== Lista de tarefas ==
[a] No texto sobre pesquisa-ação, por que a pesquisa prévia não deve ser meramente descritiva? Responda em até três frases.
[b] Com base no texto sobre pesquisa-ação, o que responde a cada pergunta a seguir?
(i) Em quais dois momentos os métodos de pesquisa costumam entrar na pesquisa-ação?
(ii) Que instrumentos de pesquisa são citados como exemplos para desenvolver um diagnóstico?
(iii) Quando o tempo do TCC é consumido pela pesquisa descritiva, o que se pode fazer em lugar de um plano de intervenção amadurecido?

== Página ==
Essas características indicam que, na pesquisa-ação, as estratégias de intervenção ocupam o lugar das estratégias de abordagem, e sua função é gerar alterações que permitam avaliar se as transformações propostas são capazes de aprimorar uma prática social. Nesse contexto, os métodos de pesquisa costumam entrar especialmente em dois momentos: no diagnóstico e na avaliação.

Para iniciar o processo, é necessário haver um diagnóstico preliminar, que acople:

  1. uma descrição da situação-problema;
  2. uma descrição de problemas (deficiências ou insuficiências) a serem enfrentados;
  3. um diagnóstico preliminar, que aponte possíveis causas dos problemas.

Sem o diagnóstico preliminar, não é possível iniciar o processo de desenvolvimento de uma intervenção. Na pesquisa científica, também é impossível desenhar um método sem uma definição clara do problema (que também envolve uma descrição dos fatos e o diagnóstico de uma lacuna). Em ambos os casos, a inexistência de um diagnóstico claro indica a necessidade de uma pesquisa preliminar, que ofereça esse diagnóstico.

Em ambos os casos, também, pode ocorrer que esse diagnóstico preliminar se mostre um desafio tão complexo que seja necessário realizar previamente uma pesquisa descritiva, voltada especificamente a realizar uma descrição mais precisa dos fatos. Nessa situação, pode ser que o desenvolvimento de uma pesquisa ação tenha como requisito uma pesquisa descritiva, que segue os parâmetros da pesquisa científica: definição do objeto pesquisado, dos objetivos a serem alcançado e da abordagem que deve conduzir à uma descrição adequada da realidade.

No caso específico da pesquisa-ação, a descrição da realidade deve ser combinada com um diagnóstico, visto que é preciso identificar as deficiências e definir algumas causas verossímeis. Por isso, a pesquisa prévia não deve ser meramente descritiva, mas deve envolver também a proposição de um diagnóstico, que não é mais preliminar porque ele é suficientemente sólido para que possa ser utilizado para a formulação efetiva de propostas de intervenção. Assim, a depender da complexidade necessária da investigação voltada ao diagnóstico, a pesquisa-ação pode gerar produtos diferentes, relacionados aos elementos do ciclo de investigação-ação.

1.5.1 Diagnóstico

Pode focar-se no diagnóstico, caso em que ela deve definir a situação-problema e uma estratégia de abordagem capaz de se utilizar dos instrumentos de pesquisa (como entrevistas, grupo focal e questionários) para desenvolver um diagnóstico. Há muitos casos em que o diagnóstico é muito desafiador: existe a intuição de que há problemas, mas não existe uma descrição suficientemente precisa da atividade para possibilitar sequer a formulação de um diagnóstico das causas.

Nesse caso, o tempo disponível para o TCC tende a ser totalmente consumido no esforço de realizar uma pesquisa descritiva (ou até mesmo exploratória), voltada a descrever adequadamente as atividades praticadas. Nessa situação, não existe a possibilidade de desenvolver um plano de intervenção amadurecido, mas apenas sugerir linhas de ação possíveis, decorrentes do diagnóstico.

== Dados extraídos ==
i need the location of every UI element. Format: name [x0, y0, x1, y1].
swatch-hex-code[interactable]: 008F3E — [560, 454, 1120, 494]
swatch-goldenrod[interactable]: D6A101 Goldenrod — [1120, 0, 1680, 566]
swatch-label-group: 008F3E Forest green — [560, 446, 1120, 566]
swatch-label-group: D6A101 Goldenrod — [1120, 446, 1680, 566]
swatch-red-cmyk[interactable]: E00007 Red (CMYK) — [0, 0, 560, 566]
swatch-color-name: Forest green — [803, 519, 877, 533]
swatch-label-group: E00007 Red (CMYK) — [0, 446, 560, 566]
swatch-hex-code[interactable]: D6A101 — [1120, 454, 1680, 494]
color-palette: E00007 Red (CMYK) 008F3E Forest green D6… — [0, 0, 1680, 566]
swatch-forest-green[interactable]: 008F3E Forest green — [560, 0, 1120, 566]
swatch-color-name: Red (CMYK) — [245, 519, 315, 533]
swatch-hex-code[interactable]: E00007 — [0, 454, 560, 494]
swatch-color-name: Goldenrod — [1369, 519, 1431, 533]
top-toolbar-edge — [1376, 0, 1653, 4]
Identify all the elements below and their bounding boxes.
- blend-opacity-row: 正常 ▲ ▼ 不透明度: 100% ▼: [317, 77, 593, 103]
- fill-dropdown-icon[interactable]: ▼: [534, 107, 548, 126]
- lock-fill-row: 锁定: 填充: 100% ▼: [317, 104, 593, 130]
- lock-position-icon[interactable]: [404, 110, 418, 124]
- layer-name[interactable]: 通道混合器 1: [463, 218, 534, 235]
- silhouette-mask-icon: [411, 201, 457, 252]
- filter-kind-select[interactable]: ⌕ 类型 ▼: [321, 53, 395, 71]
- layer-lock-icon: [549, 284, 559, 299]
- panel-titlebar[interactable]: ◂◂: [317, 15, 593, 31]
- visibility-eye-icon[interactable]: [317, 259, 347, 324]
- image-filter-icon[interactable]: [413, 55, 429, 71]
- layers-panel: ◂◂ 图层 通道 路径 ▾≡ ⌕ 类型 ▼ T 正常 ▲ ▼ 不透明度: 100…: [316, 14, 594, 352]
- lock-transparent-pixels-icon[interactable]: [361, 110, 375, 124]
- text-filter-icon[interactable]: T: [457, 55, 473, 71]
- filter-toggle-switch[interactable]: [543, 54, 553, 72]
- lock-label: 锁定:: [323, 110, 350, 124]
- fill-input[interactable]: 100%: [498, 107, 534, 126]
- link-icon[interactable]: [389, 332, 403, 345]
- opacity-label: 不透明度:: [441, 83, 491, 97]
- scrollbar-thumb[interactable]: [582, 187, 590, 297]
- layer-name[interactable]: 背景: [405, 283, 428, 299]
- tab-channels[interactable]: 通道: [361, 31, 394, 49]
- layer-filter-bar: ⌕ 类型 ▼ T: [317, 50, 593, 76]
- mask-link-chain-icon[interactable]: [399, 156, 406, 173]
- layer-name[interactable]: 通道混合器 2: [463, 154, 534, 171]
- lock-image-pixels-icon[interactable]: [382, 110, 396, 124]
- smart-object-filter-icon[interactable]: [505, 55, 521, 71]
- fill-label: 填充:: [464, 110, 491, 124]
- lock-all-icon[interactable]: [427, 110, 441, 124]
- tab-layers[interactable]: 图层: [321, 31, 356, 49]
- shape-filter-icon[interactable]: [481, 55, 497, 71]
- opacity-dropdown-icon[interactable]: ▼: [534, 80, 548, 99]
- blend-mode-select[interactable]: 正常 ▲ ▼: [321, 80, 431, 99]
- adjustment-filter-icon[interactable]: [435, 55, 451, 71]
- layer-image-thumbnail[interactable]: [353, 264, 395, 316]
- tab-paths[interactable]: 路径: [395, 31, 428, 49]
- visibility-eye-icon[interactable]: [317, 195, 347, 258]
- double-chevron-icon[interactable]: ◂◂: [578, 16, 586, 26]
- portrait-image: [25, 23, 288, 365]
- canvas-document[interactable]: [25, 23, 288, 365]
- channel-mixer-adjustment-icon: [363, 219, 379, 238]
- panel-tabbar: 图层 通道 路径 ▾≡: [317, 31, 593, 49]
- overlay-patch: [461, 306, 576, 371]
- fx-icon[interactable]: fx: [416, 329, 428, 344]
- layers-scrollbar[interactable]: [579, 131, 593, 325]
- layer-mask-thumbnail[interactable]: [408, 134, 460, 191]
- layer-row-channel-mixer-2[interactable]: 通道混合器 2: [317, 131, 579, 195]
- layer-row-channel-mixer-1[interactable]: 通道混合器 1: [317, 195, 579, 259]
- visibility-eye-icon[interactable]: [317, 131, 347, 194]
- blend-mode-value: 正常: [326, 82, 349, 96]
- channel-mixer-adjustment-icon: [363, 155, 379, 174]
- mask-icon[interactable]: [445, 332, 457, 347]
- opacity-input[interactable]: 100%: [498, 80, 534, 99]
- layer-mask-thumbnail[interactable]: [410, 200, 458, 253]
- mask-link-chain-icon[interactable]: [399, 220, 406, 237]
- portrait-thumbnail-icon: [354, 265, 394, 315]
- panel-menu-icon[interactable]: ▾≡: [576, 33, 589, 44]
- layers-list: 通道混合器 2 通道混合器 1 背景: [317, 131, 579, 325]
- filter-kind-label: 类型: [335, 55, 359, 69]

== Respostas às tarefas ==
[a] Na pesquisa-ação, a descrição da realidade precisa ser combinada com um diagnóstico, pois é preciso identificar as deficiências e definir algumas causas verossímeis. Esse diagnóstico deve ser sólido o suficiente para ser utilizado na formulação efetiva de propostas de intervenção.

[b]
(i) No diagnóstico e na avaliação.
(ii) Entrevistas, grupo focal e questionários.
(iii) Apenas sugerir linhas de ação possíveis, decorrentes do diagnóstico.